[START OF DATA RECORDS]

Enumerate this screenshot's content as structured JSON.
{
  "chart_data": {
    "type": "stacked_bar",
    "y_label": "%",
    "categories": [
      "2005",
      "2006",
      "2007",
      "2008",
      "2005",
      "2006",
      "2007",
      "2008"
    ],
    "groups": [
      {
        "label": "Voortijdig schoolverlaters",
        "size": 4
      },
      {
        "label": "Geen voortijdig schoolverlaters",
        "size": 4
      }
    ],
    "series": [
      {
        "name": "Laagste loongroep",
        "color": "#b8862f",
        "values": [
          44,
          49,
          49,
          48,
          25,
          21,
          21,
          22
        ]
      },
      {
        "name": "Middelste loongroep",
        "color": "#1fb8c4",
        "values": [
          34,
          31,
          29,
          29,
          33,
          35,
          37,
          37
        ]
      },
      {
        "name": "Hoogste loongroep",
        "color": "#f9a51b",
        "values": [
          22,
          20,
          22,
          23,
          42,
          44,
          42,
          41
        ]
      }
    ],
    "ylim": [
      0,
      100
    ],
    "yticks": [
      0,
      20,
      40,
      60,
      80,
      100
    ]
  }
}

[END OF DATA RECORDS]

> _CHALLENGE_:
Without leaving anything out, give the entries again exactly.

> _RESULT_:
Enumerate this screenshot's content as structured JSON.
{
  "chart_data": {
    "type": "stacked_bar",
    "y_label": "%",
    "categories": [
      "2005",
      "2006",
      "2007",
      "2008",
      "2005",
      "2006",
      "2007",
      "2008"
    ],
    "groups": [
      {
        "label": "Voortijdig schoolverlaters",
        "size": 4
      },
      {
        "label": "Geen voortijdig schoolverlaters",
        "size": 4
      }
    ],
    "series": [
      {
        "name": "Laagste loongroep",
        "color": "#b8862f",
        "values": [
          44,
          49,
          49,
          48,
          25,
          21,
          21,
          22
        ]
      },
      {
        "name": "Middelste loongroep",
        "color": "#1fb8c4",
        "values": [
          34,
          31,
          29,
          29,
          33,
          35,
          37,
          37
        ]
      },
      {
        "name": "Hoogste loongroep",
        "color": "#f9a51b",
        "values": [
          22,
          20,
          22,
          23,
          42,
          44,
          42,
          41
        ]
      }
    ],
    "ylim": [
      0,
      100
    ],
    "yticks": [
      0,
      20,
      40,
      60,
      80,
      100
    ]
  }
}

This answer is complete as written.